══ Provided passage

How Meta tests products with strong network effects

15 min readMar 14, 2024

I’m a member of a team that’s been applying cluster experimentation to products with strong network effects, such as chat and calling, since 2018. Today, I’d like to give an overview of the challenges we face in these highly-interactive domains, and how one solution — cluster experiments — has become a go-to method for addressing these challenges. We’ll discuss the essential trade-off teams must make between test power and cluster purity, and how statistical and practical test power can differ when running cluster experiments. Finally, this post will end with some advice for practitioners, based on the results from running several thousand such experiments over the past 5 years.

Case study: dropped-call redials

In a real experiment, one where test users were given a redial button after dropped calls, an increase in engagement detected when the test was small became non-significant as the experiment was scaled up. This sort of thing isn’t uncommon: novelty-effects and underpowered tests regularly see promising early results turn neutral, prompting re-work or rollback.

However, this time something was off: the total number of calls, across both the test and control users in the experiment, showed an increasing discontinuity as the experiment rolled out to more and more users.

This finding gave us a strong reason to believe there was an effect, even if our A/B test, as designed, was no longer detecting one. Our leading hypothesis was that that test user engagement was somehow spilling over to the control group, causing the number of control calls, and their increase in call duration, to rise as a function of the test group’s. If true, the increasing similarity between test and control user engagement, as experiment sizes increase, may be causing the detected effect sizes to shrink faster than the confidence intervals that contained them.

Test interference

A/B tests are used to measure a causal difference between two groups of users, one with a feature, and one without. But what happens generally when these two groups can interfere with one another, as in the case of real-time calling experiences? And, specifically, how does this affect our measurement of their differences?

Experience shows two categories of problems emerge:

Under-treatment: Experiments that rely on users being in the same treatment group will contain very few of the type of interaction you’re trying to test. For example, we may decide that a new calling feature will only be supported on calls where all users are in the same treatment group. In this case, test users can be thought of as receiving a lower “dosage” than expected or required by an experimenter. Teams intuitively run larger and larger experiments to counteract this effect.

════

What to work on: Reproduce verbatim the portion of the post on testing products with network effects that begins with the words containing "A/B tests are" and ends with "of their differences?".

══ Raw records

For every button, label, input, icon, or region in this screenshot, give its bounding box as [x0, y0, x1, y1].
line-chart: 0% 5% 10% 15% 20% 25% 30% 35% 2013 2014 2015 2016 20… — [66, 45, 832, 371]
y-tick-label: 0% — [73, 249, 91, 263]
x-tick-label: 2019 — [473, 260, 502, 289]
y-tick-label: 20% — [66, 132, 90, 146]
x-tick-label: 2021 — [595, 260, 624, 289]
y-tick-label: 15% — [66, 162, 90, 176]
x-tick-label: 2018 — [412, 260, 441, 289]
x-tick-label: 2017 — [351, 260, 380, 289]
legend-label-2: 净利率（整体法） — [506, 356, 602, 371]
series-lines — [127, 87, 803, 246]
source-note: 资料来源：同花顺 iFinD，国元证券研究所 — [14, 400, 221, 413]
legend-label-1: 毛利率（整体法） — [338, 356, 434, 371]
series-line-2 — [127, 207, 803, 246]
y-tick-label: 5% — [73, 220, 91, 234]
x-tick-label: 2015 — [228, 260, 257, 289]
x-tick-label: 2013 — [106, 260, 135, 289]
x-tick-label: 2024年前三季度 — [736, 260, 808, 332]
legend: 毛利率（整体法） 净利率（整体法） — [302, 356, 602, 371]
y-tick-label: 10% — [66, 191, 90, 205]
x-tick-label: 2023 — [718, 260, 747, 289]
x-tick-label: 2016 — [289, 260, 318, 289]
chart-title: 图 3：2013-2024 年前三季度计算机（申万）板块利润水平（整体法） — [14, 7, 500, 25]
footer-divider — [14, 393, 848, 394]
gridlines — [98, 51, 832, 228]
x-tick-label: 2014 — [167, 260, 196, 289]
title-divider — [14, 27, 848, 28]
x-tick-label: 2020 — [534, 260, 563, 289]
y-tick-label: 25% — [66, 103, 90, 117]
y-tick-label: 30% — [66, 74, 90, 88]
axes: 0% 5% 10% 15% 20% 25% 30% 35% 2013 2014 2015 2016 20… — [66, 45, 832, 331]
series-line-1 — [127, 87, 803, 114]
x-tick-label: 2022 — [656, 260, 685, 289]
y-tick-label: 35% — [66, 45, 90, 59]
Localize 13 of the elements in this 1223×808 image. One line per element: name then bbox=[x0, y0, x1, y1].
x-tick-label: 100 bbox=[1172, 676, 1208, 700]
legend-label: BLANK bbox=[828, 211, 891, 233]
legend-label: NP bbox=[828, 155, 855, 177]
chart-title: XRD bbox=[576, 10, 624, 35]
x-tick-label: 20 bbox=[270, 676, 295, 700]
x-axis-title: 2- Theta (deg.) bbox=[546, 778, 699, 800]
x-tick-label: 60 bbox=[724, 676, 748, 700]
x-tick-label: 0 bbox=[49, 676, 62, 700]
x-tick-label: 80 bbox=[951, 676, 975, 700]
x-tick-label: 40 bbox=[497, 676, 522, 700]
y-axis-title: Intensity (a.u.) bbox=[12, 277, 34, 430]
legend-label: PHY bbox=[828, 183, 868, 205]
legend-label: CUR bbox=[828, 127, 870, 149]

════

Finished answer:
A/B tests are used to measure a causal difference between two groups of users, one with a feature, and one without. But what happens generally when these two groups can interfere with one another, as in the case of real-time calling experiences? And, specifically, how does this affect our measurement of their differences?